§ **WRITTEN PROBLEM**
Images appear in the records below; leave them out and repeat everything else exactly.

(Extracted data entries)
--------------------------------
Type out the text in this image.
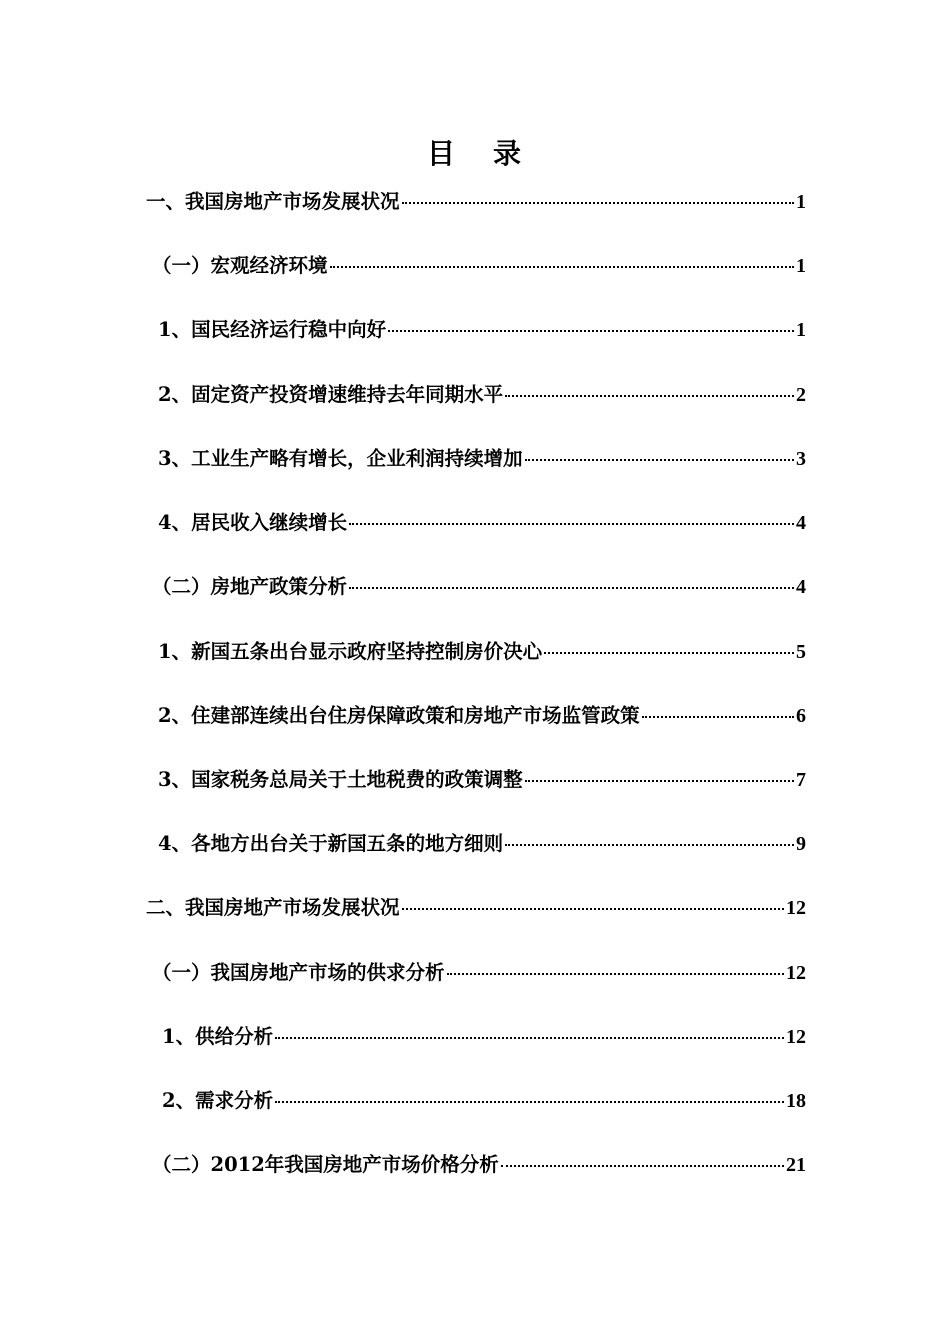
目 录
一、我国房地产市场发展状况	1
（一）宏观经济环境	1
1、国民经济运行稳中向好	1
2、固定资产投资增速维持去年同期水平	2
3、工业生产略有增长，企业利润持续增加	3
4、居民收入继续增长	4
（二）房地产政策分析	4
1、新国五条出台显示政府坚持控制房价决心	5
2、住建部连续出台住房保障政策和房地产市场监管政策	6
3、国家税务总局关于土地税费的政策调整	7
4、各地方出台关于新国五条的地方细则	9
二、我国房地产市场发展状况	12
（一）我国房地产市场的供求分析	12
1、供给分析	12
2、需求分析	18
（二）2012年我国房地产市场价格分析	21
--------------------------------
§ **FULL ANSWER**
Type out the text in this image.
目 录
一、我国房地产市场发展状况	1
（一）宏观经济环境	1
1、国民经济运行稳中向好	1
2、固定资产投资增速维持去年同期水平	2
3、工业生产略有增长，企业利润持续增加	3
4、居民收入继续增长	4
（二）房地产政策分析	4
1、新国五条出台显示政府坚持控制房价决心	5
2、住建部连续出台住房保障政策和房地产市场监管政策	6
3、国家税务总局关于土地税费的政策调整	7
4、各地方出台关于新国五条的地方细则	9
二、我国房地产市场发展状况	12
（一）我国房地产市场的供求分析	12
1、供给分析	12
2、需求分析	18
（二）2012年我国房地产市场价格分析	21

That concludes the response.